● Records supplied
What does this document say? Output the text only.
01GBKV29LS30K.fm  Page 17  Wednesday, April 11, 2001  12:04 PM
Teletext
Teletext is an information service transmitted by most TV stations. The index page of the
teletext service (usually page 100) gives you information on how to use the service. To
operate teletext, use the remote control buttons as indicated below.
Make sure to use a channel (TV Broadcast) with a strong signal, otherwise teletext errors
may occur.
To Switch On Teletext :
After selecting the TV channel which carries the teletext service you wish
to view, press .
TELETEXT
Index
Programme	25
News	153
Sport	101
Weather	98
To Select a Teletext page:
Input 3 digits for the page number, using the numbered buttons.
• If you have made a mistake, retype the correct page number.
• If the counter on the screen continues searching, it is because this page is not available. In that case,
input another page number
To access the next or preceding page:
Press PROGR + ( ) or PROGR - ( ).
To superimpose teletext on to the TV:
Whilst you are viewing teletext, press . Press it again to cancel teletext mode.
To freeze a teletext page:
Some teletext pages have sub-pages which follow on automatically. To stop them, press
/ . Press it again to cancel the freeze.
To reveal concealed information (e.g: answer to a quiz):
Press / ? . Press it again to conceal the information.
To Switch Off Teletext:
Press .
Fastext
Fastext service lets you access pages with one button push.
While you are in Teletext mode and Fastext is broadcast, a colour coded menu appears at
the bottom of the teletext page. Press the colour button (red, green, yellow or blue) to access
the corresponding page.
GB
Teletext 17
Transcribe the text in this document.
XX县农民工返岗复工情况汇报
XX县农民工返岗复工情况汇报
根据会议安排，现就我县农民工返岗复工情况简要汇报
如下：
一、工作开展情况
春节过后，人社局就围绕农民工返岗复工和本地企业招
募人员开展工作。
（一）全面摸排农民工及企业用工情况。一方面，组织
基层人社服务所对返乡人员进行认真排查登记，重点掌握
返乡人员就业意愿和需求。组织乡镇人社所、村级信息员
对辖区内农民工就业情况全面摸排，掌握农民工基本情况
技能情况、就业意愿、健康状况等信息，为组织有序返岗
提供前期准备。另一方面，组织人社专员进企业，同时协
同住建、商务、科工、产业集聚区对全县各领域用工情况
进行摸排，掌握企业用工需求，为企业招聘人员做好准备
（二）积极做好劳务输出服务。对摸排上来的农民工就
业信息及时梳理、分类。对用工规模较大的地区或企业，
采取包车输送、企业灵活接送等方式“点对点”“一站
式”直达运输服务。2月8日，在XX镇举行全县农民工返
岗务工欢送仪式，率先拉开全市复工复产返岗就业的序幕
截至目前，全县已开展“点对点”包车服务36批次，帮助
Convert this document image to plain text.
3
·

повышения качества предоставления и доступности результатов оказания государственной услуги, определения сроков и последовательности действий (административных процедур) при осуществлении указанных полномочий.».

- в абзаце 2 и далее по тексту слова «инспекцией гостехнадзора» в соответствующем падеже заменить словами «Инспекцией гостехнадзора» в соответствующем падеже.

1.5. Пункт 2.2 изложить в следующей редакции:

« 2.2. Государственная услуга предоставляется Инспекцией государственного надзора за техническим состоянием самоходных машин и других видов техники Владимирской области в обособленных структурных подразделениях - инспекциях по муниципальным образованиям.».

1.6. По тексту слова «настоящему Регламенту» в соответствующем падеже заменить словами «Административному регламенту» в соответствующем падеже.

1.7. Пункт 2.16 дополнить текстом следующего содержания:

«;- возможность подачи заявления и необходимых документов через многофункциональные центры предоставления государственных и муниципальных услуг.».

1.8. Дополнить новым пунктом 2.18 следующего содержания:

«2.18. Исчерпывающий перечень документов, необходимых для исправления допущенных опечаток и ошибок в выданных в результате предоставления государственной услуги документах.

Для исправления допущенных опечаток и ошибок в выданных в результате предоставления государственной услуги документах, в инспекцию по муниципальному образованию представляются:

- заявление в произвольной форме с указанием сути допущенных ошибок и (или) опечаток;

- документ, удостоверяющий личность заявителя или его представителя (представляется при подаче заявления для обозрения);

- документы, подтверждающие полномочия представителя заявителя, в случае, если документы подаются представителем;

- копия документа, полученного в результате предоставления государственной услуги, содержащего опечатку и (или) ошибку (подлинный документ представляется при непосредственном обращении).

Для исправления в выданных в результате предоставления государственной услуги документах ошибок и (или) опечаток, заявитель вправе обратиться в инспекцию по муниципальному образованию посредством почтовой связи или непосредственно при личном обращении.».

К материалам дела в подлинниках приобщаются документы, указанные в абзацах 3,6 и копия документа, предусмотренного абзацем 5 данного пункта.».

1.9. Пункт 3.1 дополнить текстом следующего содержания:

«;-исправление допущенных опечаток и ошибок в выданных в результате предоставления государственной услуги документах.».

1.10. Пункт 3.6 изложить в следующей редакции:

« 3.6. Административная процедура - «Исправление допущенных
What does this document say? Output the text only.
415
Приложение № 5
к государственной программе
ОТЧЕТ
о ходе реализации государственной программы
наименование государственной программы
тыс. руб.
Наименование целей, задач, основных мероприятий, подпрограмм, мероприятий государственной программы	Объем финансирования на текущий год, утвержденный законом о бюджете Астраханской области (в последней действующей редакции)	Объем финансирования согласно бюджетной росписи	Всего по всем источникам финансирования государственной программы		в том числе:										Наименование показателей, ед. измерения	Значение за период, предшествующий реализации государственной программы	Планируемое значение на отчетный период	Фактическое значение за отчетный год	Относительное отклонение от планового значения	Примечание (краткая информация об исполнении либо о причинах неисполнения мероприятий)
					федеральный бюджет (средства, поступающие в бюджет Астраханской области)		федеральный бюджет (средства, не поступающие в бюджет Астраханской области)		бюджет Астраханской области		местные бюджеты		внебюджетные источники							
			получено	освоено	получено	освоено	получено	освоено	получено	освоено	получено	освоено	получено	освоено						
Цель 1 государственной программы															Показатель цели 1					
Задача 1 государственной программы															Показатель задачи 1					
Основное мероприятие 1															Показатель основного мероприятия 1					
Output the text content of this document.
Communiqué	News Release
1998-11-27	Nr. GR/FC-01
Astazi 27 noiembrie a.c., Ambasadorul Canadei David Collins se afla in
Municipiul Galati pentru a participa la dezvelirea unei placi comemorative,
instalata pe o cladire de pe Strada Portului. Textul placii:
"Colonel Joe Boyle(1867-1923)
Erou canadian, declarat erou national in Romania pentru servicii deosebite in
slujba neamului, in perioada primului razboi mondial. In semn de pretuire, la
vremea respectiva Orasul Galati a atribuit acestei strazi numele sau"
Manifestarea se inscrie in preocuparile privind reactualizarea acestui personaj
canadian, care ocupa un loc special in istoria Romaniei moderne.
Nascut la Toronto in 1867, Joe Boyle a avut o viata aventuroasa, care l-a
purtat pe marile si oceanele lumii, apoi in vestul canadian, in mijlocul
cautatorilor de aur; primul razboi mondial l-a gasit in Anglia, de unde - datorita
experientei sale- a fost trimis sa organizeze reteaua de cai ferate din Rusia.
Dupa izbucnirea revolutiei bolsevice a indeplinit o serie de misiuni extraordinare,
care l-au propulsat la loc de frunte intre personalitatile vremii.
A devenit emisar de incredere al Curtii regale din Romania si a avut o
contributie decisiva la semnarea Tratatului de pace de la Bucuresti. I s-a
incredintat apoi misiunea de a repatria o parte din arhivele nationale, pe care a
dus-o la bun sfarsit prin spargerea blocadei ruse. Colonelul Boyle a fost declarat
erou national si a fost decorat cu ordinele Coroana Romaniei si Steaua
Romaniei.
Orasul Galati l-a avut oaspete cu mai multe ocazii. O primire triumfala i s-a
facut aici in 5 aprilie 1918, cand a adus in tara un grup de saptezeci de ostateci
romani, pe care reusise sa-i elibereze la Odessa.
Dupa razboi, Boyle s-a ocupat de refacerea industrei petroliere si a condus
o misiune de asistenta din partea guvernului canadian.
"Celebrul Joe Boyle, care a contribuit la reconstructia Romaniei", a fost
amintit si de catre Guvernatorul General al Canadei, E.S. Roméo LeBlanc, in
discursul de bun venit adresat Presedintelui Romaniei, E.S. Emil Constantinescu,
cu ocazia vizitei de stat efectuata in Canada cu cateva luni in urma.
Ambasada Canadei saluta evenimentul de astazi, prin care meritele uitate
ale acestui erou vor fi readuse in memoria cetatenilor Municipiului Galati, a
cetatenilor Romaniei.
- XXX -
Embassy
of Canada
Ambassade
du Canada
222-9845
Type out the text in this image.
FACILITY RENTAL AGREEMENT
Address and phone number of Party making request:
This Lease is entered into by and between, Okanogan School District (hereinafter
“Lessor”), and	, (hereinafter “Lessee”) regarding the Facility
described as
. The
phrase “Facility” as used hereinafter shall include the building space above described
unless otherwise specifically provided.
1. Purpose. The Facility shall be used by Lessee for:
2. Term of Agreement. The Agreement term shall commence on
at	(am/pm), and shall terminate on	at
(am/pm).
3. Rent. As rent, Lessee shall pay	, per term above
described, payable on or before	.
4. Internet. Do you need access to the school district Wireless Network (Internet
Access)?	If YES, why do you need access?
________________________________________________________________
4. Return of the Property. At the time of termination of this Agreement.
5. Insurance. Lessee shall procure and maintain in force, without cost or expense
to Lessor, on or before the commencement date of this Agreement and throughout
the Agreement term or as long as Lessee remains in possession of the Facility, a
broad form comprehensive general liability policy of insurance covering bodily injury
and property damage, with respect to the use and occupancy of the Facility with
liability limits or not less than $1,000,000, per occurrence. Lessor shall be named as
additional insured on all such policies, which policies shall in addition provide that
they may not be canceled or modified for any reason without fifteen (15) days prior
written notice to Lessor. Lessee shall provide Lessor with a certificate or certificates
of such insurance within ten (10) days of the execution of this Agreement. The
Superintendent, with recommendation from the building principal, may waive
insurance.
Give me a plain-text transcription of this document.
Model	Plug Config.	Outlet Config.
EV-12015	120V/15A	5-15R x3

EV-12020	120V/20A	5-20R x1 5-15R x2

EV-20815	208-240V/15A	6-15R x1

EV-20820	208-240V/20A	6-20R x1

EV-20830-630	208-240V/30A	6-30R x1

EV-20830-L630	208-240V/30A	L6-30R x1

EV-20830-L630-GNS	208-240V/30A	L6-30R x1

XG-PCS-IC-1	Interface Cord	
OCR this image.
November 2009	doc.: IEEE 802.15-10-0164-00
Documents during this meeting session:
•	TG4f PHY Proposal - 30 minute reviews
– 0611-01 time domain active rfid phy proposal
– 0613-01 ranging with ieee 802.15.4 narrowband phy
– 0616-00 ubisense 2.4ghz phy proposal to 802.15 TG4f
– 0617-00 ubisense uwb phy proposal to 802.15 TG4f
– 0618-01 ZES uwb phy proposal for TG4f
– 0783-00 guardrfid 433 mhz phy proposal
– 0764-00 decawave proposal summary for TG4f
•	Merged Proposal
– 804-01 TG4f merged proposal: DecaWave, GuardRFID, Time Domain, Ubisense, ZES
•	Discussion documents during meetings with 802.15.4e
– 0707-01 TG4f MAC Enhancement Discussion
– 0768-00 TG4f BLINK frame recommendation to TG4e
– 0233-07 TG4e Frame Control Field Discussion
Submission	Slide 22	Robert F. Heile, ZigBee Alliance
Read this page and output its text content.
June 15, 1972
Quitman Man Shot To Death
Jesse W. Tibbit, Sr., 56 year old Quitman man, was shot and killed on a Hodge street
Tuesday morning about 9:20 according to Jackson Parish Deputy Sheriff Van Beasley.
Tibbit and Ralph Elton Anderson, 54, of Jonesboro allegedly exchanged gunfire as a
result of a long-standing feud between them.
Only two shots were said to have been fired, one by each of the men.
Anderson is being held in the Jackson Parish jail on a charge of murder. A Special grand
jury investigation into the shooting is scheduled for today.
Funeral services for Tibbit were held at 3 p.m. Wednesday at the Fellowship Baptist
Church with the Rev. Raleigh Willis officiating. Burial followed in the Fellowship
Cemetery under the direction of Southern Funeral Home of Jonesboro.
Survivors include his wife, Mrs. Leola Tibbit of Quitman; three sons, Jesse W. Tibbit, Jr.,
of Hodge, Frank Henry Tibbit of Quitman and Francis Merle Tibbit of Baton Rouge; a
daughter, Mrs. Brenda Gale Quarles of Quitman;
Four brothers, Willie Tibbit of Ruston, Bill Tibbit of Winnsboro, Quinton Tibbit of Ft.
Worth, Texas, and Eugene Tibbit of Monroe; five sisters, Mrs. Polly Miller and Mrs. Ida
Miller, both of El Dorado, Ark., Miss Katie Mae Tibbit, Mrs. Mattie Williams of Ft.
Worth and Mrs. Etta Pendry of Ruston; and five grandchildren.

● Given exercise
Report the number of lines in the entries above that include the word "canadian" and add nothing to it.

● Reply
4